- _STATED TASK 1_: In the loss-function question below, why is the writer confused by the terms cross-entropy loss and negative log-likelihood loss? Answer in one to three sentences.
- _STATED TASK 2_: Rewrite the paragraph of the loss-function question below that begins "I am trying to understand different forms" as a short bulleted list, keeping its main facts.
- _STATED TASK 3_: Write what would come next in the loss-function question below, picking up after its final sentence.
--- BEGIN PASSAGE TO READ ---
I am trying to understand different forms of loss functions. I get confused with the terms cross entropy-loss and negative log-likelihood losses. I have seen the two following definitions of cross entropy-loss and negative log-likelihood losses (both terms are used for both formulas). The first one is (in the following paper: Improved Knowledge Graph Embedding using Background Taxonomic Information - Fatemi et al.: in the Objective Function and Training Section):
- $-\sum_{n=1}^{N}\{ t_n\log(y_n) + (1 - t_n)\log (1-y_n) \}$, where $t_n$ is the label (either 0 or 1) and $y_n$ is the probability
and the second one is (in the following paper: Low-Dimensional Hyperbolic Knowledge Graph Embeddings - Chami et al.: Equation 11):
- $\sum_{n=1}^{N} \log(1+\exp(-t_ny_n)) $, where $t_n$ is the label (BUT either -1 or 1) AND $y_n$ is NOT a probability but a similarity score (distance in this case)
--- END PASSAGE TO READ ---
--- BEGIN DATA EXTRACT ---
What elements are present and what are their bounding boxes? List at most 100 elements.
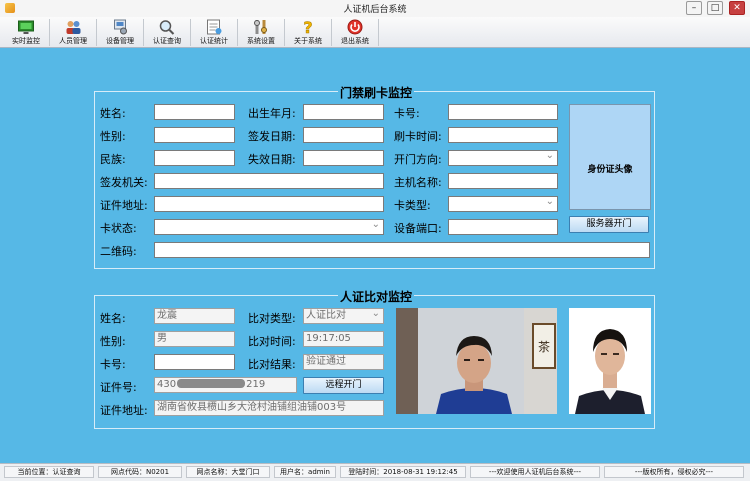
--- END DATA EXTRACT ---
- _WRITTEN REPLY 1_: The writer is confused because both terms, cross-entropy loss and negative log-likelihood loss, are used for each of the two different formulas they have seen.

- _WRITTEN REPLY 2_:
- The writer is trying to understand different forms of loss functions.
- The terms cross-entropy loss and negative log-likelihood loss confuse them.
- They have seen two definitions, and both terms are used for both formulas.
- The first comes from the paper "Improved Knowledge Graph Embedding using Background Taxonomic Information" by Fatemi et al., in its Objective Function and Training section.

- _WRITTEN REPLY 3_:
I have changed the notation so it is the same for both formulas. Apparently as stated in the following post, cross entropy loss and negative log likelihood are equivalent. But are the above two formulas the same, I don't think so? Where is the difference? Is it because one time they use probabilities and the other time just a similarity score?
Thank you for your help! I really appreciate it! :D
(There are quite a few papers using those two formulas, the two above were just an example)